Unemployment continued to run at 4.1% in February, for the fifth month in a row. After almost nine years of supposed recovery, 4.1% doesn’t speak to a strong job market. But 4.1% is only the official rate. If all the people who have been discarded from employment were actually counted, the level of unemployment could measure about 22%, that is, more than five times as high as the official figure. (Figures that diverge from official ones come from calculations that appear on the Shadowstats website. This is not to say that Shadowstats should be considered the final word, but we use it as a reference because it consistently shows the tendency of what has been happening to the working class, the reality that government statistics have long been, and increasingly are, doctored to hide.)
People who question the 22% figure should look at the percentage of civilian adults without a job today—which is about 40%. Certainly, as many as half that number may be unable to work for one reason or another, including age. But that could leave 20% or so without a job, not 4%. This is just another way of saying that the official unemployment figures have little relationship to the reality workers face today, trying to sell their labor power in the “job market.”
Increasing numbers of those the government characterizes as employed are in precarious jobs: part-time and temporary workers, contract or “self-employed” workers like Uber drivers, and even “on-call” workers—that is, available to work when an employer decides they are needed, what used to be called the “shape-up” during the 1930s. No industry is immune from these “flexible” practices. Even the automobile industry increasingly puts its new hires into temporary or part-time positions, and employs multitudes of subcontractors, even inside the main plants—subcontractors who use all the same practices, often more extensively.
In 2015, almost 15.8% of all Americans worked in “temporary or unsteady” work, a rapid increase from the 10.7% just ten years earlier. This was the conclusion of a study done by Lawrence Katz and Alan Krueger (who chaired Obama’s Council of Economic Advisers). Furthermore, 94% of the net job growth during those years came in this so-called “alternative” work. The cold statistics simply reflect the cold reality that many young workers are discovering. In search of a job, they find, instead, instability and insecurity.
Incomes of those working continue to slump, a slump that goes back decades. Even corrected for inflation based on the government’s current Consumer Price Index (CPI), average weekly earnings of production and non-supervisory employees haven’t yet come back up to their 1973 level.

Page parsing data
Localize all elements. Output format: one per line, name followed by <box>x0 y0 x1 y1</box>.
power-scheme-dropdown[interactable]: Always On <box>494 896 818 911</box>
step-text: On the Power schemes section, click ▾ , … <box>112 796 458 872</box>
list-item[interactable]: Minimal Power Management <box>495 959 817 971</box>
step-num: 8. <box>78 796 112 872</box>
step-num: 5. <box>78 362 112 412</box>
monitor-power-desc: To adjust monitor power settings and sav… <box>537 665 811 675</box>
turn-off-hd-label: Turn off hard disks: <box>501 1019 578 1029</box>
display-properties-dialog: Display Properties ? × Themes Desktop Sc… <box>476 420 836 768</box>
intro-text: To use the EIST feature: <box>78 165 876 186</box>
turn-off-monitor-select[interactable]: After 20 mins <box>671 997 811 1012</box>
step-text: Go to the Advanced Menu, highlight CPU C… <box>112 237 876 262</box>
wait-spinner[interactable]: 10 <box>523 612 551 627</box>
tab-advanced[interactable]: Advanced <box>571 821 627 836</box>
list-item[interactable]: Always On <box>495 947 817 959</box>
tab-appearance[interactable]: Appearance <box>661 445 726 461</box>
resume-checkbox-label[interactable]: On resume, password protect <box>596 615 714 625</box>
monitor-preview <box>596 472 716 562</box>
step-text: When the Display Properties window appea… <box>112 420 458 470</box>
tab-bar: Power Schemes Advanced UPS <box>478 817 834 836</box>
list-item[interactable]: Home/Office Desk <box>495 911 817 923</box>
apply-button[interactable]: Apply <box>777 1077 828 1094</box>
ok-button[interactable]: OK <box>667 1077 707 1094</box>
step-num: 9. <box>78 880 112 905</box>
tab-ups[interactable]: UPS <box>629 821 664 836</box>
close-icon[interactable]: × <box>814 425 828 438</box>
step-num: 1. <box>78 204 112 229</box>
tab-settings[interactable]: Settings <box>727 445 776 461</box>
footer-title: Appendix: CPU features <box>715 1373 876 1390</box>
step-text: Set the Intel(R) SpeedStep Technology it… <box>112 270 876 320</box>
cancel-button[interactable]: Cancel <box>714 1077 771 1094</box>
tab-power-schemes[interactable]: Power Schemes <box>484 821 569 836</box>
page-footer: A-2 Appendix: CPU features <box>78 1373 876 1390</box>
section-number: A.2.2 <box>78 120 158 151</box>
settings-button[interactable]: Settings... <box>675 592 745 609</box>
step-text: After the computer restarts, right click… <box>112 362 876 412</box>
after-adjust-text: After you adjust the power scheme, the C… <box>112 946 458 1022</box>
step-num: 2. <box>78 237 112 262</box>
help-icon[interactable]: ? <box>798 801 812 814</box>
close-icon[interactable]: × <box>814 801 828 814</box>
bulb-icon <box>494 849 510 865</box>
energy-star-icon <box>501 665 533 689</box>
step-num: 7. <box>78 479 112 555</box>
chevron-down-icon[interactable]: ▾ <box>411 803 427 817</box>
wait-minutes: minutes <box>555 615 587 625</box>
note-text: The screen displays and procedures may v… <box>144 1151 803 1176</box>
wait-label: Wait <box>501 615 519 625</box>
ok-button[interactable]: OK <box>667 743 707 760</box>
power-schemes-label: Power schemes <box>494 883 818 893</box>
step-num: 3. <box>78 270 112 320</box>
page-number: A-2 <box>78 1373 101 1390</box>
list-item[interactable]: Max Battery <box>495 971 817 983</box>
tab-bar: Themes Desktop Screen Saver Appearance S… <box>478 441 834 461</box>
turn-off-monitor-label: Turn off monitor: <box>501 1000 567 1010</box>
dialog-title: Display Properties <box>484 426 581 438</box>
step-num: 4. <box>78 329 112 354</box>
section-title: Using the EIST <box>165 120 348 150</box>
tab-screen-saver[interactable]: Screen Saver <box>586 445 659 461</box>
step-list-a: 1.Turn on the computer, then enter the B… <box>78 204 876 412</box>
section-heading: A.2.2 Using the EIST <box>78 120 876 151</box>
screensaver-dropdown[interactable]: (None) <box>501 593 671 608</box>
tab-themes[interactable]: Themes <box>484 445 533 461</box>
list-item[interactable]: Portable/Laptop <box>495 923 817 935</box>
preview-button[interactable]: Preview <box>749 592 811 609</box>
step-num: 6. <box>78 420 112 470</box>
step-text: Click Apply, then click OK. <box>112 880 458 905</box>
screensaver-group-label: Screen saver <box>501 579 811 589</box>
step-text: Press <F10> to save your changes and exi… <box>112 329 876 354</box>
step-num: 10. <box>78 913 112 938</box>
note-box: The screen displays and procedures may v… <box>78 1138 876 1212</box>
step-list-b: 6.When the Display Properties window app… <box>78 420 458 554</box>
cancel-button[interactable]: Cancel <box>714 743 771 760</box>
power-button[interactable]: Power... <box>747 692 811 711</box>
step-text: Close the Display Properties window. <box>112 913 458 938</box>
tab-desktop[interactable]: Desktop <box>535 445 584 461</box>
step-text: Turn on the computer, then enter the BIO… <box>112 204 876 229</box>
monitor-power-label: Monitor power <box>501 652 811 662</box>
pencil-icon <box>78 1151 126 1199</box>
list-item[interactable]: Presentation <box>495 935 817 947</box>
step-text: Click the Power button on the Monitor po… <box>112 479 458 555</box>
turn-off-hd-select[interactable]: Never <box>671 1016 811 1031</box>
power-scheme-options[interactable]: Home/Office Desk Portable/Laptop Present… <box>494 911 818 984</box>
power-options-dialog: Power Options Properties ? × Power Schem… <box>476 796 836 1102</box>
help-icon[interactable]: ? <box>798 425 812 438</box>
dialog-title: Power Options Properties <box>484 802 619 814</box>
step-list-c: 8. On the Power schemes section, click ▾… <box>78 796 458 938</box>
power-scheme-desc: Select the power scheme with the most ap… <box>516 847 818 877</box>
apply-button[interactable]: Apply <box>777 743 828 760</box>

(Action item): Go on with the passage about unemployment and falling wages, starting right after its last sentence. The records come from a separate source and have nothing to do with the text.

(Reply):
As the economic crisis progressed, the Labor Department began to “doctor” the CPI. This new CPI—undergoing one alteration after another, starting in the 1980s, and especially in the 1990s—served increasingly to understate the level of inflation. If the CPI that had been in existence when Carter was president had continued, it would show a steady, steep decline in workers’ real weekly earnings. It would show, for example, that real weekly earnings in December 2017 were the equivalent of less than half their 1973 value. The government’s statistics increasingly hid the reality of what was happening to the overall standard of living.
This tinkering with the CPI had a big financial impact on government programs. For example: the undoctored CPI would show that Social Security payments should be 70% higher today than they are, just to keep up with inflation.
Then there are all those government assistance programs in which eligibility and benefits are determined in relationship to the government’s official poverty “guideline”—which itself is supposedly adjusted for inflation by the CPI. (Like food stamps, for example, or Medicaid or school breakfasts or lunches, and many more.) Coming out of the 1960s, these were considered “entitlements” based only on a person’s or household’s income—and increases in the poverty “threshold” in relationship to the CPI protected them somewhat against the ravages of inflation. But the old CPI has long been junked. What’s worse is that many of these programs have been handed over to the states in the form of “block grants,” allowing the states wide latitude in how they are disbursed. And the funding that goes into block grants has often been absolutely frozen.
Finally, there is no automatic adjustment tied to inflation for the federal minimum wage. In real terms, the minimum wage hit its high point in 1968. Over the years, there have been occasional minuscule increases agreed to by Congress. But since 2009, when the federal minimum was set at $7.25 an hour, there have been no increases at all. Although many states have set a higher minimum wage within their borders, the federal minimum still sets the benchmark. And $7.25 is a benchmark for poverty. It produces only $15,080 a year for full-time, 52-weeks-a-year work.
Median household income has not declined quite so precipitously as the wages of individuals—but that’s only because starting in the 1960s, more women were entering the workforce, thus giving traditional households two incomes, rather than one. While it’s socially advantageous for the working class to have more women out of the household and engaged in social production, on the economic level it has been a means to compensate for the decrease in male income. Two incomes in a household may have allowed mortgage payments and car notes to be met and food put on the table—for a period of time. But to the extent that the second income supplemented the loss in a man’s income, those extra wages simply attest to greater exploitation of the family as a whole. And poverty is concentrated today in single-parent families headed by women. Fifty-one percent of all families living in poverty (almost 12 million people) are headed by a woman—which actually brings a federal government website on poverty to suggest that the answer to poverty is ... marriage! (38.8% of black female-headed families were poor; 40.8% of Hispanic; and 30.2% of white.)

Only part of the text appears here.